_Work instructions_: In the entries that follow, count each line containing "RANURAS" and state the total, nothing more.

_Provided information_:
________________

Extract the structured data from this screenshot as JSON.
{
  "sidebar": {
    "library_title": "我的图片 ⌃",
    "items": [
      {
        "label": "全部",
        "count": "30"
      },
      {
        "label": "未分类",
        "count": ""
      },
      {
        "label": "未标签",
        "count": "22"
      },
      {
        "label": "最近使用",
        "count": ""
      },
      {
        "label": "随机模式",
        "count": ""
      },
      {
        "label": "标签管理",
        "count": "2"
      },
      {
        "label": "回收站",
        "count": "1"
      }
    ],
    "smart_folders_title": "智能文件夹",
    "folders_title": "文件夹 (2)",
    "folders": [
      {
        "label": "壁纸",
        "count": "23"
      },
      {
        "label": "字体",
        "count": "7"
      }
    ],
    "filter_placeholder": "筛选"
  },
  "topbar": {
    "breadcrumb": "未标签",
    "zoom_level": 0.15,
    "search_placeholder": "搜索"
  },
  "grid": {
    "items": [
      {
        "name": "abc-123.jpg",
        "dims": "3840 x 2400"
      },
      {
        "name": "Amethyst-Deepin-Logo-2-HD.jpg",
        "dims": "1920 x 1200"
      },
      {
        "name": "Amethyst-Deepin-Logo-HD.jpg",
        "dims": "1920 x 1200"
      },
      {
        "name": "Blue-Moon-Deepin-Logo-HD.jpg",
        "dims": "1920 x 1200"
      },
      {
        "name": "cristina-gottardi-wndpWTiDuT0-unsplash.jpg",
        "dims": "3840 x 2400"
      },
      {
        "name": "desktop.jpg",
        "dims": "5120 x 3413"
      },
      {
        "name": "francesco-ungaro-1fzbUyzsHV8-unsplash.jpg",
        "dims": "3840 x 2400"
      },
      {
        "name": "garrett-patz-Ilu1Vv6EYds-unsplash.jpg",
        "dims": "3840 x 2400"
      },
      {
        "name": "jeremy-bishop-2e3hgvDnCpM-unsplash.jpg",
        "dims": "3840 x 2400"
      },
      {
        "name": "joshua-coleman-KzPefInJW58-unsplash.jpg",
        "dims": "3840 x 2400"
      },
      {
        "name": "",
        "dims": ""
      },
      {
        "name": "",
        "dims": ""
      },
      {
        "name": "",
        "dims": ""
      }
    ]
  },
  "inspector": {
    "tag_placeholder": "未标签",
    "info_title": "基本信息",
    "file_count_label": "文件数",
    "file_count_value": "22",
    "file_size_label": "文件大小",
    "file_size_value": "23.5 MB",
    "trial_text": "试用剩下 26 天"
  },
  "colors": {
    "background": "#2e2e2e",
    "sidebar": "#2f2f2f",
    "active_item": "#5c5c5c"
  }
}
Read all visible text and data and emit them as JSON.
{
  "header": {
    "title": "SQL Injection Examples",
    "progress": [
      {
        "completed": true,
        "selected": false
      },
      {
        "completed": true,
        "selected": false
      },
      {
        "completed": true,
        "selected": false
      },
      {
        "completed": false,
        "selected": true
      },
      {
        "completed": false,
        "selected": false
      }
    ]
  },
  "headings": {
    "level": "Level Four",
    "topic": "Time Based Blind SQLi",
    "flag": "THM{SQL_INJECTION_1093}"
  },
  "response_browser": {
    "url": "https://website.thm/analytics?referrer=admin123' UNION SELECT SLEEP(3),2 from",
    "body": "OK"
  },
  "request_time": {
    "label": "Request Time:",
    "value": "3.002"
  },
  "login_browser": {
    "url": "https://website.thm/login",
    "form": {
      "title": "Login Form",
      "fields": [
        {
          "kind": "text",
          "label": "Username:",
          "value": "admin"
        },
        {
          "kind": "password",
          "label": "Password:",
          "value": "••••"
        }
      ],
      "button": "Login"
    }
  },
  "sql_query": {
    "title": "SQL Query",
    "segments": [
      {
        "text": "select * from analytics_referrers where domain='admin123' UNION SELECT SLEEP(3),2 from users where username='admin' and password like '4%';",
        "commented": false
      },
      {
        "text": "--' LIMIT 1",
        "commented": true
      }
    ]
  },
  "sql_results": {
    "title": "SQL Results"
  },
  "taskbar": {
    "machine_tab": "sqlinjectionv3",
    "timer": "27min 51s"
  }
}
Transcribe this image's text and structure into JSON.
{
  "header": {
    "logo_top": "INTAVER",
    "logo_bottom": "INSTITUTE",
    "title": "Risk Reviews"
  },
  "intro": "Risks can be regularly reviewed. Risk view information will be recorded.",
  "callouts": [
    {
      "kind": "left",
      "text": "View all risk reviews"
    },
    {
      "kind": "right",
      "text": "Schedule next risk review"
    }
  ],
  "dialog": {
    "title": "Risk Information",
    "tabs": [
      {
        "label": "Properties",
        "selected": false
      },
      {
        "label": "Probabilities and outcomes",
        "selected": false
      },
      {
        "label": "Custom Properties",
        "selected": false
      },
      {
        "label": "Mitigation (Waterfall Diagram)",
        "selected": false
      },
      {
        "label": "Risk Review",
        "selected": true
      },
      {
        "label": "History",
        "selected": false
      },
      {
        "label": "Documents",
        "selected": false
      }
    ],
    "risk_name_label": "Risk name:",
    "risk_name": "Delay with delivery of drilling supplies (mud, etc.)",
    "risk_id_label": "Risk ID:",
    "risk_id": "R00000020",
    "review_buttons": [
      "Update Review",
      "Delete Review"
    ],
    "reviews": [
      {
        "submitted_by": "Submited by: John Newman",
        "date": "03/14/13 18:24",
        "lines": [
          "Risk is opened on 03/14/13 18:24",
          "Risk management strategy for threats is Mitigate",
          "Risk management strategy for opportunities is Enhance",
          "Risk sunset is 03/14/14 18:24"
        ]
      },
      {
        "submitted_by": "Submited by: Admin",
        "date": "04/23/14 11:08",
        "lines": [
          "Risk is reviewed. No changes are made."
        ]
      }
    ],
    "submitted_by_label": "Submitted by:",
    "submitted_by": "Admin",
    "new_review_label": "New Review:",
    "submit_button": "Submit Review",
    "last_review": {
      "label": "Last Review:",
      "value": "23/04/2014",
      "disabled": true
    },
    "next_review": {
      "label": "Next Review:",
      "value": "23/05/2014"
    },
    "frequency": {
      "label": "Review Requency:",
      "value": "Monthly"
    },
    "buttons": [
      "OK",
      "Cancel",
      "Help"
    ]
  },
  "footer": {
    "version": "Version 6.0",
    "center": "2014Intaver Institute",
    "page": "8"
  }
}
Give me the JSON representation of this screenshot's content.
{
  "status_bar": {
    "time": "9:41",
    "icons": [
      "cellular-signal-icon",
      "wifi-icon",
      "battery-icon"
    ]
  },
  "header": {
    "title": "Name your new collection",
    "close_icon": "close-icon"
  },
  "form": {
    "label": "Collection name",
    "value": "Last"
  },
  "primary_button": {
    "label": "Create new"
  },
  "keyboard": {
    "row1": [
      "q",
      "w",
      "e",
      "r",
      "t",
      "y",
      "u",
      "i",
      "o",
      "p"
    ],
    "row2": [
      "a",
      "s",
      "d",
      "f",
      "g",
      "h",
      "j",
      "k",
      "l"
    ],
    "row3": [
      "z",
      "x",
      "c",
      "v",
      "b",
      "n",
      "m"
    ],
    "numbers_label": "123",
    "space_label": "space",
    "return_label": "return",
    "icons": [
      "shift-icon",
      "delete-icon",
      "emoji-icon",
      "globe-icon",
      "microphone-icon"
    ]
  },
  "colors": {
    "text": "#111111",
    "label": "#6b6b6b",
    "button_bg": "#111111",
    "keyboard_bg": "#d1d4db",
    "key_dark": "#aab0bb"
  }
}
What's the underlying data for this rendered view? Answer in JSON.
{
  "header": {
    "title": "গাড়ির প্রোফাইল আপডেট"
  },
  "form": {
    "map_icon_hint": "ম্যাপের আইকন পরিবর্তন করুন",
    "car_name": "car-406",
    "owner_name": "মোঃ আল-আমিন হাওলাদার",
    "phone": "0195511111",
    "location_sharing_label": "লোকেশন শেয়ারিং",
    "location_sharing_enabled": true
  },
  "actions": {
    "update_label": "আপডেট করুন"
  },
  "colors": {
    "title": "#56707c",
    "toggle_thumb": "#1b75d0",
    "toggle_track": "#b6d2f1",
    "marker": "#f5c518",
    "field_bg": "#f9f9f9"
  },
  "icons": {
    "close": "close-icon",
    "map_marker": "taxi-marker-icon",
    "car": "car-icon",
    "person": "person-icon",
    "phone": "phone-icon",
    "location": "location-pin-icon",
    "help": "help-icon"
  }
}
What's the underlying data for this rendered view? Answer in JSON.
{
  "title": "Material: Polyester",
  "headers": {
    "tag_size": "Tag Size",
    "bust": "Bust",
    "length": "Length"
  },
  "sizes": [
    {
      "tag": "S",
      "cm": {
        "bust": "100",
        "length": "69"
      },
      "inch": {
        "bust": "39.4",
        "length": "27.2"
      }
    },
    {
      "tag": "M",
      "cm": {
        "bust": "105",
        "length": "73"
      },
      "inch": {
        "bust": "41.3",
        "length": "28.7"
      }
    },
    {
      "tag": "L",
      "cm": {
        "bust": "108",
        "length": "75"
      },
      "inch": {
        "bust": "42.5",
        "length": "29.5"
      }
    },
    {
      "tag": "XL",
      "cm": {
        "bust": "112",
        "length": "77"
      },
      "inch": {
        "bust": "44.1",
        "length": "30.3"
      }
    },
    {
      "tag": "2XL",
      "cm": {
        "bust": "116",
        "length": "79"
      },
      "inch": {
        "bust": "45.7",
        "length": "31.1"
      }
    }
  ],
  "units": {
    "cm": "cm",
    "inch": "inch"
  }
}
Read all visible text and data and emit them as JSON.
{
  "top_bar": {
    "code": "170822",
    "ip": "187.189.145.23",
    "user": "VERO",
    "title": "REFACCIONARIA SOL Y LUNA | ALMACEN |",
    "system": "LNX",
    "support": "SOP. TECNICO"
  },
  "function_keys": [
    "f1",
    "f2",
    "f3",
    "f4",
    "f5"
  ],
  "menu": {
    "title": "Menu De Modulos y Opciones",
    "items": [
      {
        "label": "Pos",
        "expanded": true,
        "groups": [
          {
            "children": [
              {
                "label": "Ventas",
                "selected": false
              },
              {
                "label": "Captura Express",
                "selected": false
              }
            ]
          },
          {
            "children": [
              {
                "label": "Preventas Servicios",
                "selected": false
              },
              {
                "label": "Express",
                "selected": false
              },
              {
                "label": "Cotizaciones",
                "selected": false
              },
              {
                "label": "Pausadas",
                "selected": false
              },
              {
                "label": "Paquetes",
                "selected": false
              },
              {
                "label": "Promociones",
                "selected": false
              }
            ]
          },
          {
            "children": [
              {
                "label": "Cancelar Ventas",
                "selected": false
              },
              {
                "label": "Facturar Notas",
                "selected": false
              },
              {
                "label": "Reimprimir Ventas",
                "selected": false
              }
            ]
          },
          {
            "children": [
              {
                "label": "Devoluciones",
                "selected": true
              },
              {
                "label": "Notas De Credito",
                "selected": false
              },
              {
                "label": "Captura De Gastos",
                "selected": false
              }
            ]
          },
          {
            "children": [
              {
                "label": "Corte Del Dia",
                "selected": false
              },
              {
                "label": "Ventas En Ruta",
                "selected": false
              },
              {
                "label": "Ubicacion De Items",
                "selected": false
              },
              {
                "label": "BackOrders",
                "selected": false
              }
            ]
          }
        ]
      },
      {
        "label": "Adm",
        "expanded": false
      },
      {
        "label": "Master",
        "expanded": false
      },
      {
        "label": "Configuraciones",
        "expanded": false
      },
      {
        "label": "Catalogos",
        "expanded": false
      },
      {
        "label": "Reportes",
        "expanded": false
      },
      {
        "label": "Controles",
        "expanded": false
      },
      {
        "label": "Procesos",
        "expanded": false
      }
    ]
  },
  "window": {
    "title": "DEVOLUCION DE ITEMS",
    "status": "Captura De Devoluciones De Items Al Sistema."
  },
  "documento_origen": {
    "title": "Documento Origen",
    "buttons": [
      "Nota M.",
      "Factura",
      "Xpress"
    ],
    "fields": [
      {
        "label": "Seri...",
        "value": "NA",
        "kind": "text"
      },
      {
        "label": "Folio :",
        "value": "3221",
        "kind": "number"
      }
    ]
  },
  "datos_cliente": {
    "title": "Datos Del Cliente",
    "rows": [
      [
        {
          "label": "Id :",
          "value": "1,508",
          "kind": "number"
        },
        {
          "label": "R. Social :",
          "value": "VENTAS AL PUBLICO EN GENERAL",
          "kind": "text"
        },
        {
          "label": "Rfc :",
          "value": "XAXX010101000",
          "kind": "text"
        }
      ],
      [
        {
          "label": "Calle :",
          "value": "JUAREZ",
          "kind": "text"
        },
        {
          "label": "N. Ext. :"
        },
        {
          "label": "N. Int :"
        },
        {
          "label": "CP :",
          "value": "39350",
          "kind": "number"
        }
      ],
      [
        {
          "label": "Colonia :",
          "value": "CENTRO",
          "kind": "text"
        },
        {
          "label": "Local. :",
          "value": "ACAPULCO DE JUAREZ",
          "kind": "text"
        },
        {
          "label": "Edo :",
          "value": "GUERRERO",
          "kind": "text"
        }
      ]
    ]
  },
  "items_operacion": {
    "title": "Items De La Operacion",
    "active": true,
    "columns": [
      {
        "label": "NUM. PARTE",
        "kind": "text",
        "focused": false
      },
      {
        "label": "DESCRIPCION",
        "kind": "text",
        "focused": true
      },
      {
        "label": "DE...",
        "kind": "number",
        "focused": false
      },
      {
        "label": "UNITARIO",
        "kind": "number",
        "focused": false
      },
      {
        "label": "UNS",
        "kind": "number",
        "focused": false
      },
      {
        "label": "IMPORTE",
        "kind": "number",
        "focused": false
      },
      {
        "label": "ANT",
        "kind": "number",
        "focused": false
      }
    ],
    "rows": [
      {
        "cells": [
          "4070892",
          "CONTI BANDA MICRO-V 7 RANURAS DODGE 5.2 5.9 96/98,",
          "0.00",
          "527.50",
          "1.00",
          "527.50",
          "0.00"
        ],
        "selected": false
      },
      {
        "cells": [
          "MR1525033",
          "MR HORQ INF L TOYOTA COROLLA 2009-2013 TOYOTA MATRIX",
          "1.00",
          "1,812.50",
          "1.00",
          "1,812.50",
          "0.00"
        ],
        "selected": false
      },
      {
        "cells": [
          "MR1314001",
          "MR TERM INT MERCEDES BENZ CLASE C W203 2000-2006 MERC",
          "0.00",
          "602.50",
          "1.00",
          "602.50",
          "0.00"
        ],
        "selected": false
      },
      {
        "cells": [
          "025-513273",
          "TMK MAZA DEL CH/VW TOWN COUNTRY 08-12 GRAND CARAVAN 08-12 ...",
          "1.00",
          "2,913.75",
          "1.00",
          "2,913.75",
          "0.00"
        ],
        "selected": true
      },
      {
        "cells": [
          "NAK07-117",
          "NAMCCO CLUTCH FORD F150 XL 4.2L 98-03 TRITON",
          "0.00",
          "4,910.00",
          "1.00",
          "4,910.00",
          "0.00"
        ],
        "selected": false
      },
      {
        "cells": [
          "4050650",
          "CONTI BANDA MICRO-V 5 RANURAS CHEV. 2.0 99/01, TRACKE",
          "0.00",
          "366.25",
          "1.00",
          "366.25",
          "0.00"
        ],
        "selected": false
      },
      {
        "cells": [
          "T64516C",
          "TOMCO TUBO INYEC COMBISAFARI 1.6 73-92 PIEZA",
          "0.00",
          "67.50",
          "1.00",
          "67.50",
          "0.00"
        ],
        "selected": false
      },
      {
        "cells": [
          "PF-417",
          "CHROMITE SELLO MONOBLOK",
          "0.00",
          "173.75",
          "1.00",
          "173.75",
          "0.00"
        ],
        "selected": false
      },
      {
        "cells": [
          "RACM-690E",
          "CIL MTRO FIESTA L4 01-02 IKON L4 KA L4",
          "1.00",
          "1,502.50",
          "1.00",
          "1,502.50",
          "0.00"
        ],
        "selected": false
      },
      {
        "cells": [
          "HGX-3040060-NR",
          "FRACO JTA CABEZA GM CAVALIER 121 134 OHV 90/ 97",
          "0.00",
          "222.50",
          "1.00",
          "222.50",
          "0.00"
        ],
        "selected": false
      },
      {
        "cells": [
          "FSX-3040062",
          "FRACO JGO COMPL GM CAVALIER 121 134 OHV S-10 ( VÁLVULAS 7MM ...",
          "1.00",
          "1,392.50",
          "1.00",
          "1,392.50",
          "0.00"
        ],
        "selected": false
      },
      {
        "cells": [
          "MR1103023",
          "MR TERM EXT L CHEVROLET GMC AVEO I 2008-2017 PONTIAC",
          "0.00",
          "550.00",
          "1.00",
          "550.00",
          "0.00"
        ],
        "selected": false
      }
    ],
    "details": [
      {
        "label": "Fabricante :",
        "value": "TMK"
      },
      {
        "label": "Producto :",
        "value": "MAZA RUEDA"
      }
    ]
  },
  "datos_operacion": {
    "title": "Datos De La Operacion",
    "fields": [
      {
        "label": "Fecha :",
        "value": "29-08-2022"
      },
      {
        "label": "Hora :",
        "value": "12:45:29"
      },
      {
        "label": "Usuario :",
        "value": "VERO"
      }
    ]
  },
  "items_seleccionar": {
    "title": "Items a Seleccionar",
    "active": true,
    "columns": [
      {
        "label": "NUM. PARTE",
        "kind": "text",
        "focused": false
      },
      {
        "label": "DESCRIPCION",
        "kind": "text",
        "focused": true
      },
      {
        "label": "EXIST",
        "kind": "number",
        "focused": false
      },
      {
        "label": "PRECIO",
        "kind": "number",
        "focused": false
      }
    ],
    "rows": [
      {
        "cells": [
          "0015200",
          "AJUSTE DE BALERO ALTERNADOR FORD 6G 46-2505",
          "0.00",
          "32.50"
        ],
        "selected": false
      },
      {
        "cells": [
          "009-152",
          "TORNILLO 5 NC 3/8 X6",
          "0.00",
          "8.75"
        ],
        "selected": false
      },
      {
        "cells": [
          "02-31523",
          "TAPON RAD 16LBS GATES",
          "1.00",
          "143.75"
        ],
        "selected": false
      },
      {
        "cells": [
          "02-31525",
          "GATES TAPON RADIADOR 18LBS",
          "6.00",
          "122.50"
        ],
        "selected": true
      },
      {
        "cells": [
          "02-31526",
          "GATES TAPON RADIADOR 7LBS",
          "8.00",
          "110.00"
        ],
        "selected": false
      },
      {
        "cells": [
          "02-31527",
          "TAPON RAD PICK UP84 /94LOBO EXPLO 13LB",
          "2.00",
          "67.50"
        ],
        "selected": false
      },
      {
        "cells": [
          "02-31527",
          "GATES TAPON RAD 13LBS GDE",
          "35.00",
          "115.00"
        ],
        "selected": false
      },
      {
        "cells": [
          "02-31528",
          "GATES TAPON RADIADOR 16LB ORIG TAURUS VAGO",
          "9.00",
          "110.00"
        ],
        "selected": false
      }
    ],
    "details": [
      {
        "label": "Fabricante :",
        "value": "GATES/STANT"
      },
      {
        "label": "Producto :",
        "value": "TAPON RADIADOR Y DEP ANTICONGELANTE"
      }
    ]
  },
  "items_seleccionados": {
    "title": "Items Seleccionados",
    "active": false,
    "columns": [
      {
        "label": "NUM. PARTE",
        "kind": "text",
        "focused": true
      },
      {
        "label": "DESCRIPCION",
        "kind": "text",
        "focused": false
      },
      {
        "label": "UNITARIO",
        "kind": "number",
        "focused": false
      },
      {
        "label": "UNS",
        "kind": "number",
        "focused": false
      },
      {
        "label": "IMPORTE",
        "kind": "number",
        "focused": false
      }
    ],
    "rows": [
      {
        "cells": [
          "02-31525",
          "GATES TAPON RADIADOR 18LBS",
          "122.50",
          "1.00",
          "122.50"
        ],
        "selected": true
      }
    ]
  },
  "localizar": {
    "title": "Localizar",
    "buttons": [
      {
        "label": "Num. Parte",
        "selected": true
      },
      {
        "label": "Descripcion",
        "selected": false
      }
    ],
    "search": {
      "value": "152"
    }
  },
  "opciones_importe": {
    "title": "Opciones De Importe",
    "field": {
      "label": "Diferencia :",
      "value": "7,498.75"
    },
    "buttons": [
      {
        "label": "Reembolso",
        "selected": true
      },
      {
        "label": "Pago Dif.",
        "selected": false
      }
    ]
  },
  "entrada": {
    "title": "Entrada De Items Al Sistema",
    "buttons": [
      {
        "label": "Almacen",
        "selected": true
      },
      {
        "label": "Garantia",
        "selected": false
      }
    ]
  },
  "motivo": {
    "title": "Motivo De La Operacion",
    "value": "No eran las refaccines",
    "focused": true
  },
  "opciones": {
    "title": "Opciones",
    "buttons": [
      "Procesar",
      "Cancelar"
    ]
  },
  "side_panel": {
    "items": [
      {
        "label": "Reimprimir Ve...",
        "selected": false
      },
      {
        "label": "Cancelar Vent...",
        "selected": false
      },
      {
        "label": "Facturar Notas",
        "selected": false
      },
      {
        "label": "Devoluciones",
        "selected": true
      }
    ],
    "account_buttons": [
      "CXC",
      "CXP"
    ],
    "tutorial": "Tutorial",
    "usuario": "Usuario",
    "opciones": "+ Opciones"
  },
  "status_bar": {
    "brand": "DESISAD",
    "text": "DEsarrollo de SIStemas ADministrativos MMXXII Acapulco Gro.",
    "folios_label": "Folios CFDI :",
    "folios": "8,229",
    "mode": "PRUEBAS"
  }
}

________________

_Task response_: 2